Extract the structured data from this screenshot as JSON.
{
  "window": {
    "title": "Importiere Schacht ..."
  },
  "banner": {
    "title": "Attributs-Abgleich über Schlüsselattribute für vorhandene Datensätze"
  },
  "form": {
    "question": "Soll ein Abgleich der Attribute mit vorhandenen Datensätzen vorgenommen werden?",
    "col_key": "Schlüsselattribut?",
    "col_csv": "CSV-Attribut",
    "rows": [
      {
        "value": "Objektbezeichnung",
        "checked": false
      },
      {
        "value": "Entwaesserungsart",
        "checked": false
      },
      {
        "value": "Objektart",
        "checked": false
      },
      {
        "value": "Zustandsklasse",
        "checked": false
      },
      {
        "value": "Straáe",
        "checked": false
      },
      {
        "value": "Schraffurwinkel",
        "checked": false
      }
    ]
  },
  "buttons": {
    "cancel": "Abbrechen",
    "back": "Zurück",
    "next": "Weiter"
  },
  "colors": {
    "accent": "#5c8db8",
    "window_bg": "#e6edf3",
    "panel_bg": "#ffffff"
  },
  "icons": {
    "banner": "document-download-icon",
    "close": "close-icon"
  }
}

######

== ASSIGNMENT ==
All lines with the word "banner" are needed; pull them from the entries and copy each.

== WRITTEN SOLUTION ==
  "banner": {
    "banner": "document-download-icon",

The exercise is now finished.